_Goal:_ All of the data that follows should be retyped exactly, please, except the pictures.

_Stored rows:_
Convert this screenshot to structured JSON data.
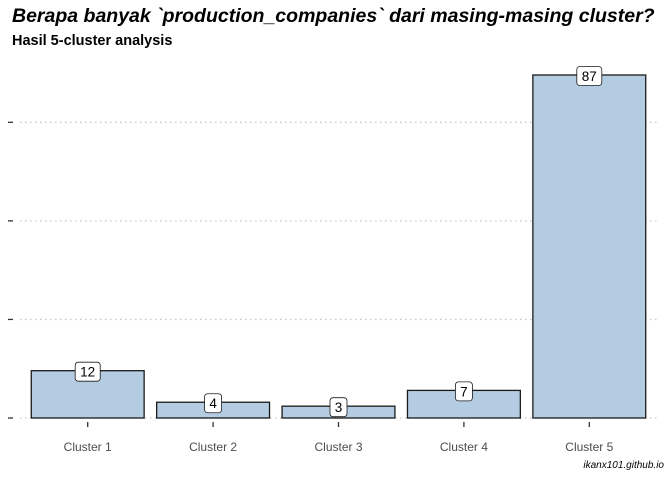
{
  "title": "Berapa banyak `production_companies` dari masing-masing cluster?",
  "subtitle": "Hasil 5-cluster analysis",
  "caption": "ikanx101.github.io",
  "colors": {
    "bar_fill": "#b4cce1",
    "bar_stroke": "#1a1a1a",
    "grid": "#c8c8c8",
    "axis_tick": "#333333"
  },
  "chart_data": {
    "type": "bar",
    "categories": [
      "Cluster 1",
      "Cluster 2",
      "Cluster 3",
      "Cluster 4",
      "Cluster 5"
    ],
    "values": [
      12,
      4,
      3,
      7,
      87
    ],
    "title": "Berapa banyak `production_companies` dari masing-masing cluster?",
    "subtitle": "Hasil 5-cluster analysis",
    "xlabel": "",
    "ylabel": "",
    "ylim": [
      0,
      91.35
    ],
    "y_gridlines": [
      0,
      25,
      50,
      75
    ],
    "y_tick_labels_shown": false,
    "grid": "horizontal dotted",
    "legend": "none",
    "data_labels": true
  }
}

_Worked solution:_
Convert this screenshot to structured JSON data.
{
  "title": "Berapa banyak `production_companies` dari masing-masing cluster?",
  "subtitle": "Hasil 5-cluster analysis",
  "caption": "ikanx101.github.io",
  "colors": {
    "bar_fill": "#b4cce1",
    "bar_stroke": "#1a1a1a",
    "grid": "#c8c8c8",
    "axis_tick": "#333333"
  },
  "chart_data": {
    "type": "bar",
    "categories": [
      "Cluster 1",
      "Cluster 2",
      "Cluster 3",
      "Cluster 4",
      "Cluster 5"
    ],
    "values": [
      12,
      4,
      3,
      7,
      87
    ],
    "title": "Berapa banyak `production_companies` dari masing-masing cluster?",
    "subtitle": "Hasil 5-cluster analysis",
    "xlabel": "",
    "ylabel": "",
    "ylim": [
      0,
      91.35
    ],
    "y_gridlines": [
      0,
      25,
      50,
      75
    ],
    "y_tick_labels_shown": false,
    "grid": "horizontal dotted",
    "legend": "none",
    "data_labels": true
  }
}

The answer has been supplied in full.